Written task:
Report how many lines contain the word "price"; answer with the number only.

Provided data:
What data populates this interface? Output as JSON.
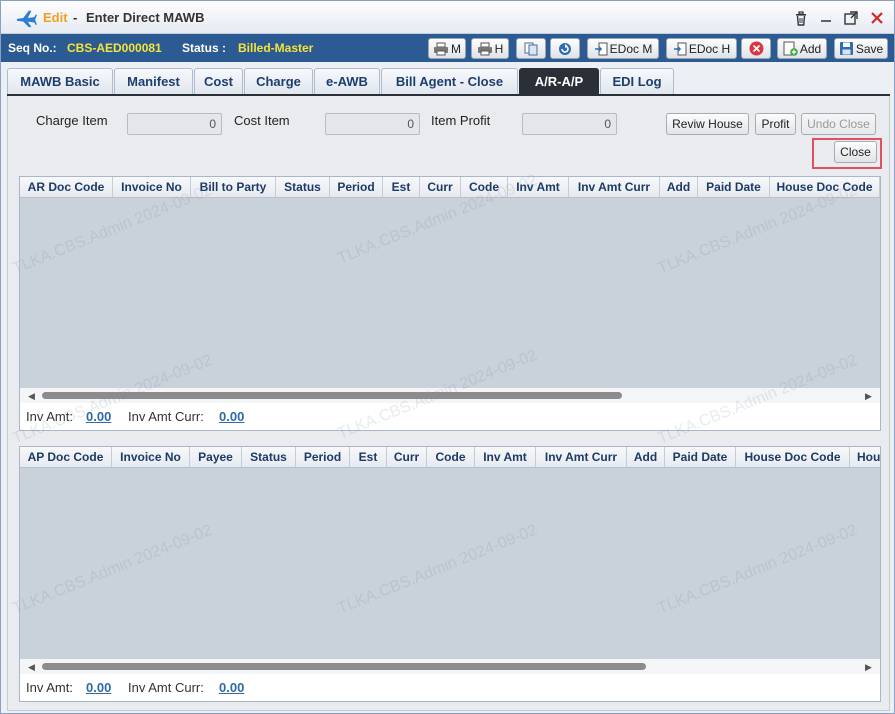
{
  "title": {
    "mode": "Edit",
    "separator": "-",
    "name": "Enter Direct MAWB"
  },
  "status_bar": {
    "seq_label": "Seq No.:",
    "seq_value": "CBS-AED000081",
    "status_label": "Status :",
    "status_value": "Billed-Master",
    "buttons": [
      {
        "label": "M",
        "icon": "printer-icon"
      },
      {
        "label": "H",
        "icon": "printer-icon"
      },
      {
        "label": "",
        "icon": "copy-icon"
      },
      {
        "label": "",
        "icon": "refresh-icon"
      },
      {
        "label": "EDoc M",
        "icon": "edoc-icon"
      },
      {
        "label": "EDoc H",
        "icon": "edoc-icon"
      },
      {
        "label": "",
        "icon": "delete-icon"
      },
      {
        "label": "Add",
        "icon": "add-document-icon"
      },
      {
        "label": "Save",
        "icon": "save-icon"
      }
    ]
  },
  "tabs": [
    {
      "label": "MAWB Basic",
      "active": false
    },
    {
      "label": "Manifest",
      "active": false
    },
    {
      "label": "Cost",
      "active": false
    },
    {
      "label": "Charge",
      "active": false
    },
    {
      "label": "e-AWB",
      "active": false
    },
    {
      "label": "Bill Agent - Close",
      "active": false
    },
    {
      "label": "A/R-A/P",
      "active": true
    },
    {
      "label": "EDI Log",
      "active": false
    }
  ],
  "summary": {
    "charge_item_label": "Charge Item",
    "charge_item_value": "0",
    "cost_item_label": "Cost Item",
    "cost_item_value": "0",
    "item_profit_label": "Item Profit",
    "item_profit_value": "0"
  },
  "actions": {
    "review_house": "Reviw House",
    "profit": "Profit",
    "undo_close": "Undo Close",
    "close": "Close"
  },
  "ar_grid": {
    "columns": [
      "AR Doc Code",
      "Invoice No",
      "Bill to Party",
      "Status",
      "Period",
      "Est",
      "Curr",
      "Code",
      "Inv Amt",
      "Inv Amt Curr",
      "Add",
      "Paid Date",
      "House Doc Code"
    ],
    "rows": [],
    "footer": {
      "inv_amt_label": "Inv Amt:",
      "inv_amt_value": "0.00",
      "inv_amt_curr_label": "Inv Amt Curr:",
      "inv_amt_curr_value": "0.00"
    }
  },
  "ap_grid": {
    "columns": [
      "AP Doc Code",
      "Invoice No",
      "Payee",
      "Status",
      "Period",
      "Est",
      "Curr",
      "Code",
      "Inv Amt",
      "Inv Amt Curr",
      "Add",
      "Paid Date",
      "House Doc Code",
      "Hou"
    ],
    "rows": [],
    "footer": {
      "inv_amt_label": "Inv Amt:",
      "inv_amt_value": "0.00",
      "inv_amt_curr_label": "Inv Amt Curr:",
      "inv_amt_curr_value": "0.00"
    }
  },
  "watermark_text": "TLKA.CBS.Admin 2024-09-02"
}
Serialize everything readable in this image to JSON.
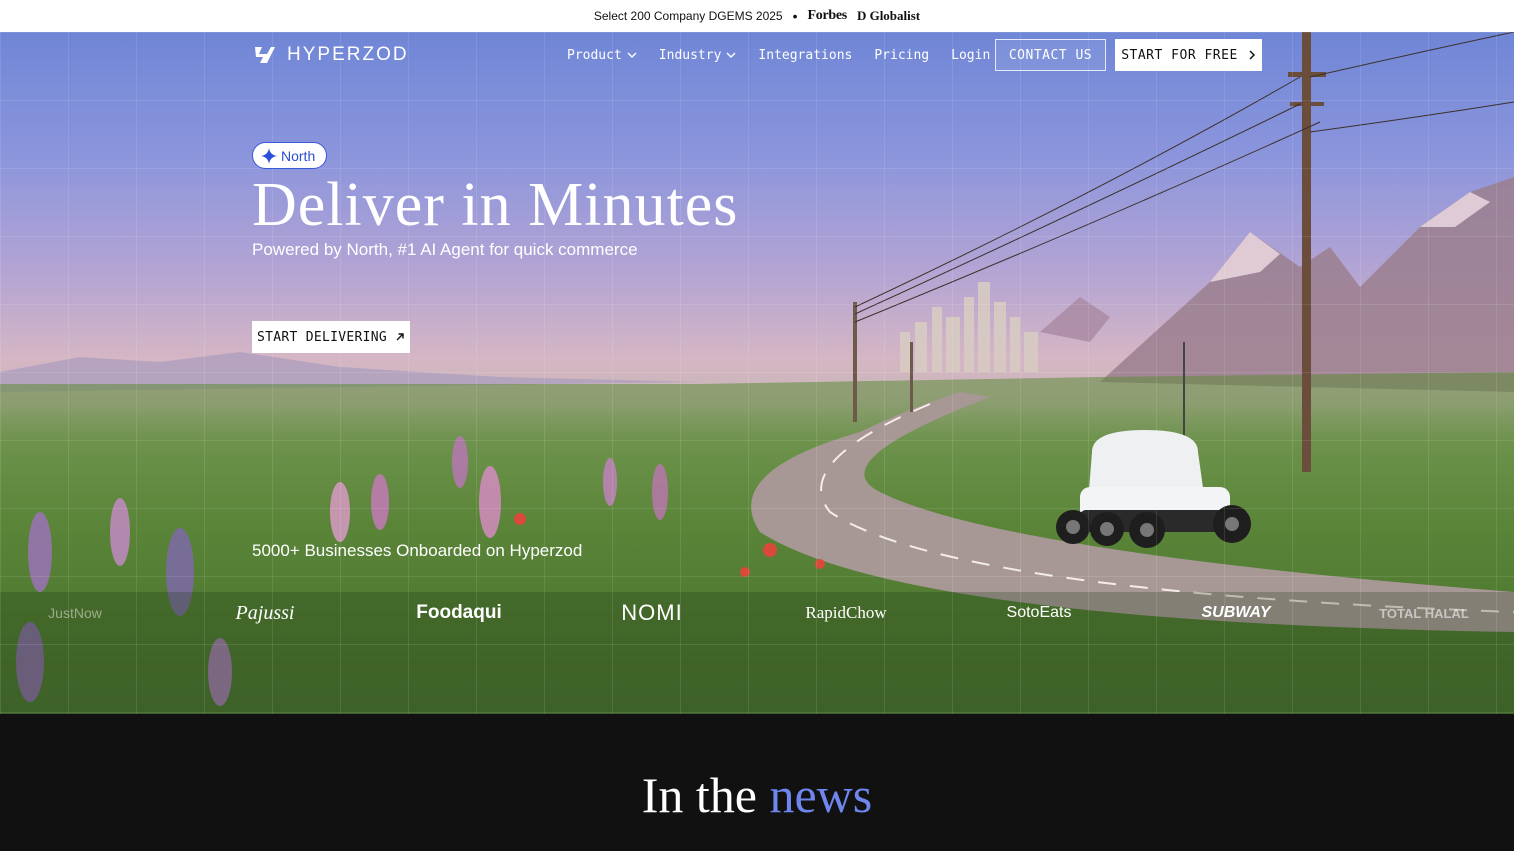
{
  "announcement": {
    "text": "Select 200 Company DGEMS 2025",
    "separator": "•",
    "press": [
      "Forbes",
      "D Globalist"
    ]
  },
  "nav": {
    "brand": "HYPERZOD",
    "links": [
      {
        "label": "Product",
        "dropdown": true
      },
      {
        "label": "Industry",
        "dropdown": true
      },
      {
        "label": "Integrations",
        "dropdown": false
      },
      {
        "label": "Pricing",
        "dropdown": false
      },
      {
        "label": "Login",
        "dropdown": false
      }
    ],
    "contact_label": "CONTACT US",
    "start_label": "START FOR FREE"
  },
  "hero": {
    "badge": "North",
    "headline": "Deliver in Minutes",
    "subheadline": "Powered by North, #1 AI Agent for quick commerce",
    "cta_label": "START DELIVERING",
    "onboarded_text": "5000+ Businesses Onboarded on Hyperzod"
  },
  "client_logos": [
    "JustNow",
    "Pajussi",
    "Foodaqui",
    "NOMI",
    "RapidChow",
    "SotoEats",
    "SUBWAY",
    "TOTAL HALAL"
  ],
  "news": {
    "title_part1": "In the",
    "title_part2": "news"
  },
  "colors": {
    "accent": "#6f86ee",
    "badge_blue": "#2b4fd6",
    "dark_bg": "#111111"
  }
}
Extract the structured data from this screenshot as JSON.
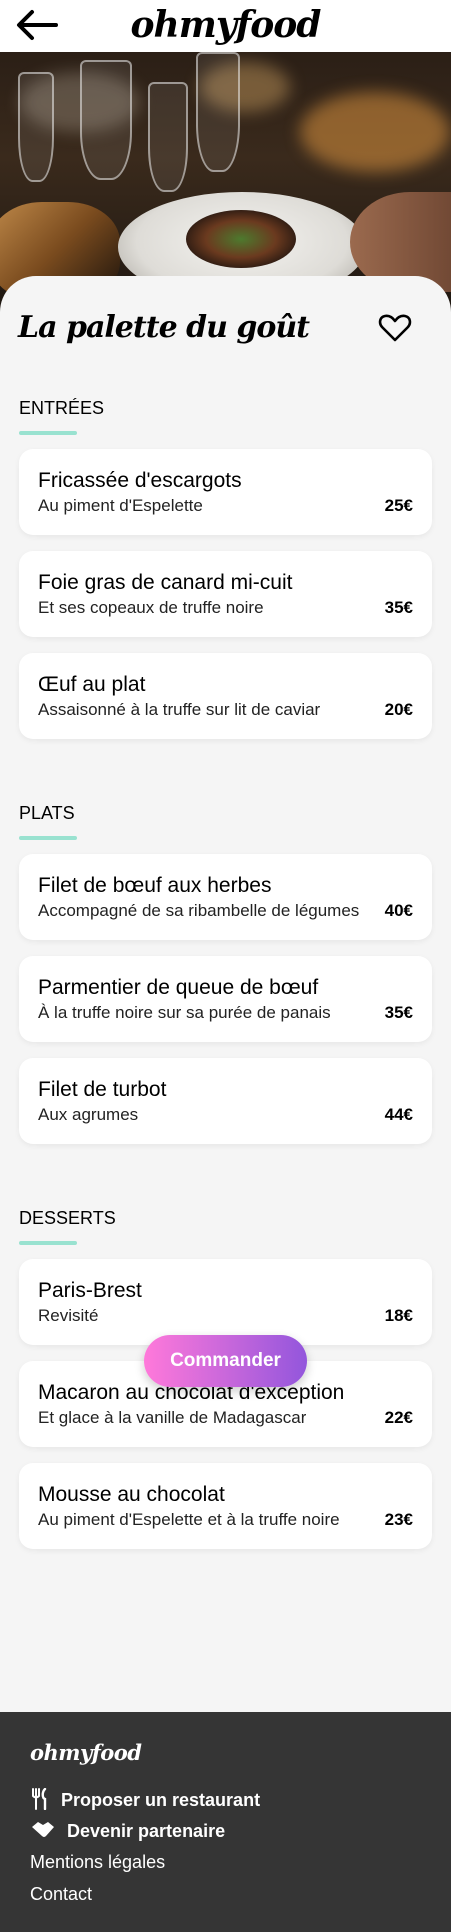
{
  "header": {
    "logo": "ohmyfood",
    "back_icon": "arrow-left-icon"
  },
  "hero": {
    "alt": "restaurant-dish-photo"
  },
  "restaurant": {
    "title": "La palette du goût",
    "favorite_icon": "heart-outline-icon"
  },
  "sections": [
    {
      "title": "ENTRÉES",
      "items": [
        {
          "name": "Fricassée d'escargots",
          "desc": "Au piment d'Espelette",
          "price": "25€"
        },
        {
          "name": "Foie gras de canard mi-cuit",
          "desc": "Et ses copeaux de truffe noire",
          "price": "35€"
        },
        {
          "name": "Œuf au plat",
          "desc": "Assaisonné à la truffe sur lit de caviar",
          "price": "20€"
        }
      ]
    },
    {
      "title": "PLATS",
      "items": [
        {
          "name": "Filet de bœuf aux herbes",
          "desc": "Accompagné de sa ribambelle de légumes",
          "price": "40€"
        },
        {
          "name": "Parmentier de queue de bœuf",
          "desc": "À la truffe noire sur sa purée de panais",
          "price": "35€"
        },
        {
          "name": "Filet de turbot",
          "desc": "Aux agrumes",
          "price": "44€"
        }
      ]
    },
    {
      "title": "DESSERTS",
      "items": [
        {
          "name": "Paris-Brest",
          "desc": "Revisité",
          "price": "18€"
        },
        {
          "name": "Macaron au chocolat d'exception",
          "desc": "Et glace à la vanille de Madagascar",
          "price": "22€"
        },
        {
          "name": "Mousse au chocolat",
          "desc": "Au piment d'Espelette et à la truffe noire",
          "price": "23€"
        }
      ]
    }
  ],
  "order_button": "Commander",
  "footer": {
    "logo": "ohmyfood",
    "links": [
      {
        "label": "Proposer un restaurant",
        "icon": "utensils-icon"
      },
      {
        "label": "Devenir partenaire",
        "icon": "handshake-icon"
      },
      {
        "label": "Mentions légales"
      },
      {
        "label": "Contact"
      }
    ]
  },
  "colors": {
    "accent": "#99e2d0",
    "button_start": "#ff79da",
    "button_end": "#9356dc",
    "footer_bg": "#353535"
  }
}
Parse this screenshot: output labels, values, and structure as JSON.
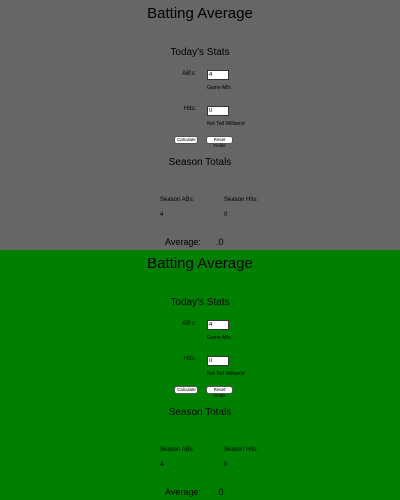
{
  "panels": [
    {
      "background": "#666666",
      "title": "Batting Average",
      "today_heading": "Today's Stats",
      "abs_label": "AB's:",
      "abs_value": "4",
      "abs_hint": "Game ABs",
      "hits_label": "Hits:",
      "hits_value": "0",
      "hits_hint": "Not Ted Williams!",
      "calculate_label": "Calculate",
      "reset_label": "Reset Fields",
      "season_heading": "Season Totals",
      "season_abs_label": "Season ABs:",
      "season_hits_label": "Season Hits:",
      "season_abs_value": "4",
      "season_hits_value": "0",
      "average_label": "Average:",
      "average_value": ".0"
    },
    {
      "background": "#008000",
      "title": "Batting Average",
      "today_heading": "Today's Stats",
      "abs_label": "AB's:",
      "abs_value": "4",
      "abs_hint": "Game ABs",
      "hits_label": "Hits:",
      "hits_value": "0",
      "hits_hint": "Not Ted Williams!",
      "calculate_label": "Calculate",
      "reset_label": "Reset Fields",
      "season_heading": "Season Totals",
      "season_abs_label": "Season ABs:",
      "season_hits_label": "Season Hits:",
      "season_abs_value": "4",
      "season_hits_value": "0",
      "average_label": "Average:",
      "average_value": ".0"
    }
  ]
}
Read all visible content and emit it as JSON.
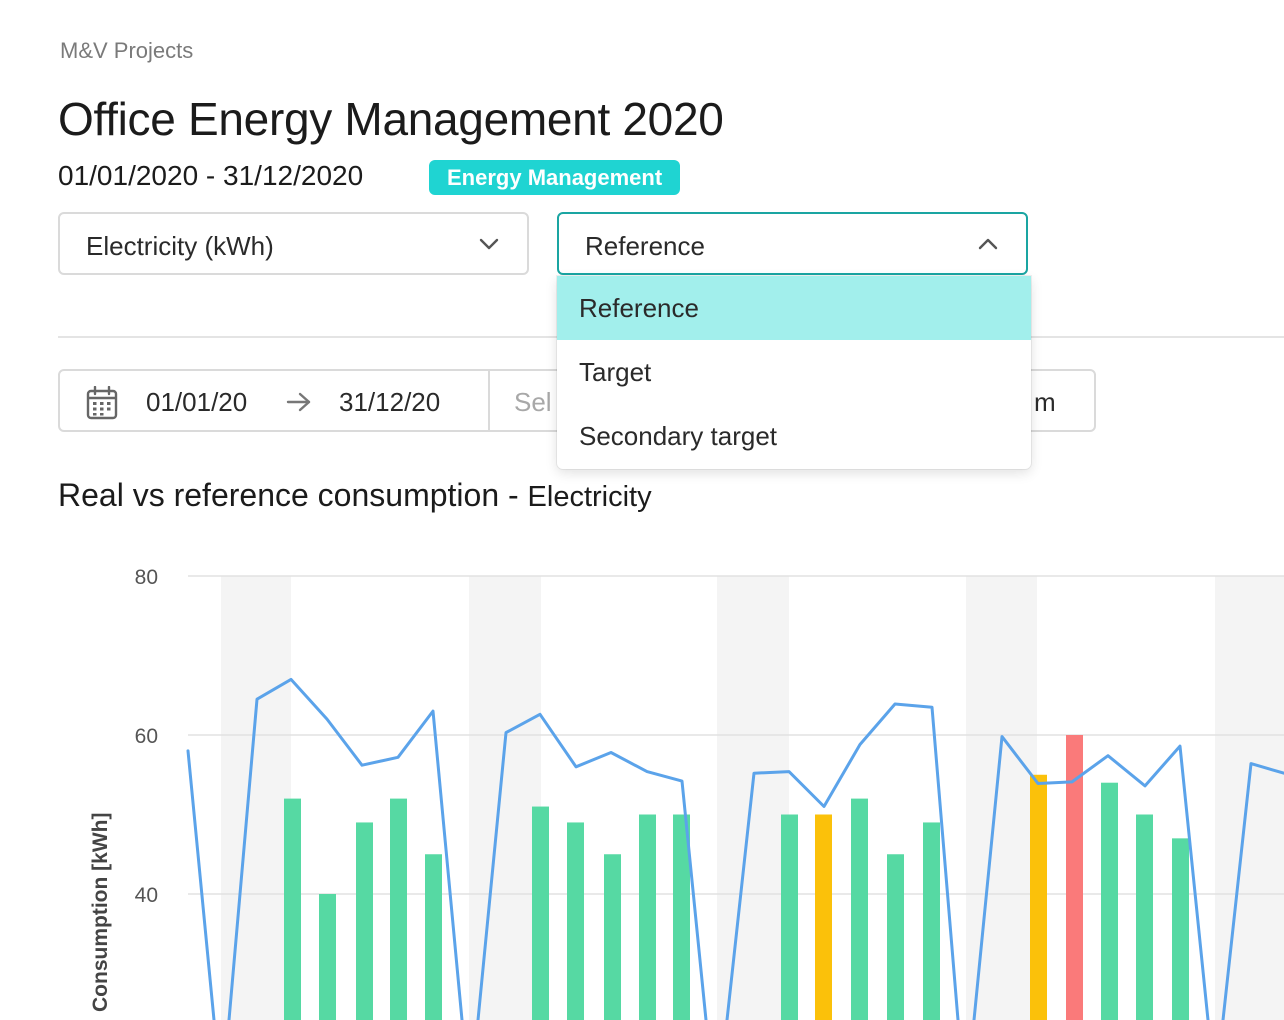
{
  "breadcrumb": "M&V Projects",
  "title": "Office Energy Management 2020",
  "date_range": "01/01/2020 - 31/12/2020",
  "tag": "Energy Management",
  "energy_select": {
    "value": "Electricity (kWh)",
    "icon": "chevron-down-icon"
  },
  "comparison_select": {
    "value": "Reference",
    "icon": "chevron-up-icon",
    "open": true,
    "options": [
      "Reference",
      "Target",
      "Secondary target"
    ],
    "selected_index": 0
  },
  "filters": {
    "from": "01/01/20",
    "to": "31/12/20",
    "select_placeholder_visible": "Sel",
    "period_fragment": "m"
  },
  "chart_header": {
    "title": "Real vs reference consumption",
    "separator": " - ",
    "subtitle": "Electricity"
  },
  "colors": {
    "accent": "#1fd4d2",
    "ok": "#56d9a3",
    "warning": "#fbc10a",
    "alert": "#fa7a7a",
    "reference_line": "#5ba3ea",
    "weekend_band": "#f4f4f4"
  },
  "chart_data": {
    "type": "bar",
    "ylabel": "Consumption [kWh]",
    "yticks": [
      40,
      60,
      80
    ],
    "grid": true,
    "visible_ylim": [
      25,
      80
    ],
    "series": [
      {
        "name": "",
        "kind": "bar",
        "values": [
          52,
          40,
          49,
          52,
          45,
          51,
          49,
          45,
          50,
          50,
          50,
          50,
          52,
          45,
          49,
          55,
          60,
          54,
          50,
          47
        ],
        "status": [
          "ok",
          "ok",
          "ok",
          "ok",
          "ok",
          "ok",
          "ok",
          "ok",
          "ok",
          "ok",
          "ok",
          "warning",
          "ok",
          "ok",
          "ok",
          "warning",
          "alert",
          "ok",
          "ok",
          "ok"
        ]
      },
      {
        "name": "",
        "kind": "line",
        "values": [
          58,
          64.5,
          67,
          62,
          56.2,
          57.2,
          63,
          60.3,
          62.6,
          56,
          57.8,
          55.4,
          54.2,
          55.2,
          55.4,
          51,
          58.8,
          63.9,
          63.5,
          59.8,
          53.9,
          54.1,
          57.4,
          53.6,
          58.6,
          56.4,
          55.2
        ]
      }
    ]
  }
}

Result of the exercise:
9